◆ **GIVEN INSTRUCTION**
In the zinc silicate paper, at what heat-treatment temperature did the XRD results first show the zinc silicate phase?

◆ **DOCUMENT PASSAGE**
□ □ □ □
(1)SYNTHESIS AND CHARACTERIZATION OF ZINC SILICATE PRODUCED BY WET CHEMICAL METHOD E

SYNTHESIS AND CHARACTERIZATION OF ZINC SILICATE PRODUCED BY WET CHEMICAL METHOD

E. A. Ghapur^1,3, K. A. Matori^1,2, M.H.M. Zaid², A. A. Sidek² and E. B. Saion^2,

1Materials Synthesis and Characterization Laboratoty (MSCL), Advanced Technology Institute (ITMA), Universiti Putra Malaysia,

43400 Serdang, Selangor, Malaysia.

2Department of Physics, Faculty of Science, Universiti Putra Malaysia, 43400 Serdang, Selangor, Malaysia.

3School of Fundamental Sciences, Universiti Malaysia Terengganu, 21030 Kuala Terengganu, Terengganu, Malaysia.

Corresponding author: engku_ghapur@umt.edu.my ABSTRACT

In this study, zinc silicate was prepared by encapsulated silica powder, prepared from sodium silicate, with zinc nitrate hexahydrate in water. The obtained silica powder with average particle size of about 212.247 nm was mixed with zinc nitrate and the mixture of dried powder was subject to heat treatment at 600^oC and 800^oC. At 800^oC, the XRD results showed the formation of zinc silicate phase. It was driven from the large surface area of silica powder that provide metastable state at a temperature lower than conventional solid state process. Although the zinc silicate phase was formed for the mixed ratio of Zn:Si at 2:1, ZnO and SiO2 phases was not fully transform to α-Zn2SiO4

at 800^oC since ZnO phase still can be observed. The PL spectrum exhibited blue and broad green emission peak due to the forming of oxygen-related centre on nano- structured silica and existing of both zinc oxide and zinc silicate phases.

Keywords: Zinc silicate; Willemite; Photoluminescence;

INTRODUCTION

Zinc silicate (Zn₂SiO₄) is a natural material and is known by its mineral name, willemite. The used of the doped zinc silicate as a phosphor in lightings and displays such as flourescent and neon lamps, televisions, osciloscope and many other applications indicates that it is one of the important industrial material [1,2]. It has a promising future in advanced materials as a highly versatile luminescent material due to the wide range of multi-colors that can be obtained from various guest ions. The continuous improvement is still needed to increase the material efficiency. Zinc silicate is produced through conventional solid state reaction at high temperature and long processing time. It involves crushing, grinding, ball milling and sintering of source

material at very high temperature [3]. There are also other methods introduced by researchers in order to reduce the energy consumption during materials production and increases the properties of materials. Apart from chemical composition and crystal structure, size and dimensionality are now regarded as particularly important factors influencing the material properties [4]. The new methods that have been proposed such as sol-gel method [5], hydrothermal method [6] and polymer precursor method [7].
□ □ □ □
◆ **DATA LISTING**

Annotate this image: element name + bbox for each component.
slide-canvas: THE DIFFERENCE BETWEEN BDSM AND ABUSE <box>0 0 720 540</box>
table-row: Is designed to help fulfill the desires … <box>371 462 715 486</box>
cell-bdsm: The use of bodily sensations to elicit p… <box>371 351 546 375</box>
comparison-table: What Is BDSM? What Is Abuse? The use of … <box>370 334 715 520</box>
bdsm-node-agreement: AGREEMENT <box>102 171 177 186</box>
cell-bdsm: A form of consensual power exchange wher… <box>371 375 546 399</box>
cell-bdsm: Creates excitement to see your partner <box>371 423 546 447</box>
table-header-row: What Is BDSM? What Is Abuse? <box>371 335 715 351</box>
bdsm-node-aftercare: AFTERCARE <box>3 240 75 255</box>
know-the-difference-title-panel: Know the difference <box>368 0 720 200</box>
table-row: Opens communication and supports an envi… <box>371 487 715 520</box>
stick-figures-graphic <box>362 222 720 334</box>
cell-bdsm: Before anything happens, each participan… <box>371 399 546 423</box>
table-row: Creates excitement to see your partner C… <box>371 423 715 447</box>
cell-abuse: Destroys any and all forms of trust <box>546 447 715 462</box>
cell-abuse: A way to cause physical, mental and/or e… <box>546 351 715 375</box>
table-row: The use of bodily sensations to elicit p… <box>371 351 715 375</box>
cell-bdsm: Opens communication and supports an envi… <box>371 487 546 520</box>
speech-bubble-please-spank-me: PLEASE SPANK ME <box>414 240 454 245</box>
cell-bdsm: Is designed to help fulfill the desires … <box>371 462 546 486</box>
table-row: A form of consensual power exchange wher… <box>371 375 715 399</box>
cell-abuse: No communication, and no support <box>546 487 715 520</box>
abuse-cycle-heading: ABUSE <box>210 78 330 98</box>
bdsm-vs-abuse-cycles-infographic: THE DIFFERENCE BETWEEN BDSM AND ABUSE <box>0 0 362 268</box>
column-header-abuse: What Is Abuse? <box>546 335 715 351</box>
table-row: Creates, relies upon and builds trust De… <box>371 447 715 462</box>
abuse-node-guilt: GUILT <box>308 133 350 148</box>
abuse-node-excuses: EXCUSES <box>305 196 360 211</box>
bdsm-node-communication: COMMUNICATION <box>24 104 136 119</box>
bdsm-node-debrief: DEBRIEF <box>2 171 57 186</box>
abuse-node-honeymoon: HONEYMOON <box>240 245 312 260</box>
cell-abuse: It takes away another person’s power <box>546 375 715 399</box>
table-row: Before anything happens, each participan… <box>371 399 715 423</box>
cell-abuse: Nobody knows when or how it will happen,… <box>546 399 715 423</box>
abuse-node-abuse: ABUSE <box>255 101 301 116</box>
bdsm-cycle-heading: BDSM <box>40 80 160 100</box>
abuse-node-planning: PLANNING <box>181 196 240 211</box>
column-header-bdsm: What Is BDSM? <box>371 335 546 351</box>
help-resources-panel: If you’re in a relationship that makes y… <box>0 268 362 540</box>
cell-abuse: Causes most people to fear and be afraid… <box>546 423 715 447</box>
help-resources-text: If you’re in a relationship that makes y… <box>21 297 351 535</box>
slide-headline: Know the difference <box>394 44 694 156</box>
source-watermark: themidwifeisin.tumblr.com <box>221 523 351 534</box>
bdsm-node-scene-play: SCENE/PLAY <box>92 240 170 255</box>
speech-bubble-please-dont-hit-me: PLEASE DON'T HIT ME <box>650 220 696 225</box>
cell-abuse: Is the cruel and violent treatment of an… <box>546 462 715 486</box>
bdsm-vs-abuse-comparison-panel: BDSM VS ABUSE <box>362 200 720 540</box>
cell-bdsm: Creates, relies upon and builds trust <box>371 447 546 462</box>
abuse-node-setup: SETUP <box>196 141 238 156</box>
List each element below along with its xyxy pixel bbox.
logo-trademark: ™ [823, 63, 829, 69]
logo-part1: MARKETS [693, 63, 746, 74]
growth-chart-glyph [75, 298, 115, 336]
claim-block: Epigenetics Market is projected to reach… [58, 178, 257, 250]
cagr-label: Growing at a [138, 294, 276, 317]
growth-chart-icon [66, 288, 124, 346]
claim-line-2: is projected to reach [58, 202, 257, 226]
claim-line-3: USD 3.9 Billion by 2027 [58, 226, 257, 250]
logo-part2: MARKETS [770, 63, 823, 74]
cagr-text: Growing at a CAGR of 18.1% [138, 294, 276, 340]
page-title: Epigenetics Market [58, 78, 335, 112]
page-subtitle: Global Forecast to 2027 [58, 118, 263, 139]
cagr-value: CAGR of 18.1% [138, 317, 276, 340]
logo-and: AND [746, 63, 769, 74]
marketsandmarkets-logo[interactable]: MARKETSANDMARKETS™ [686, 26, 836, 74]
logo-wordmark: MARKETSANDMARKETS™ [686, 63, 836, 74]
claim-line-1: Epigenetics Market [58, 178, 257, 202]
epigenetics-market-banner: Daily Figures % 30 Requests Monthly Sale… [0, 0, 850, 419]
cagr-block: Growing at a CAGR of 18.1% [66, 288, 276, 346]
□ □ □ □
◆ **SOLVED EXERCISE**
800°C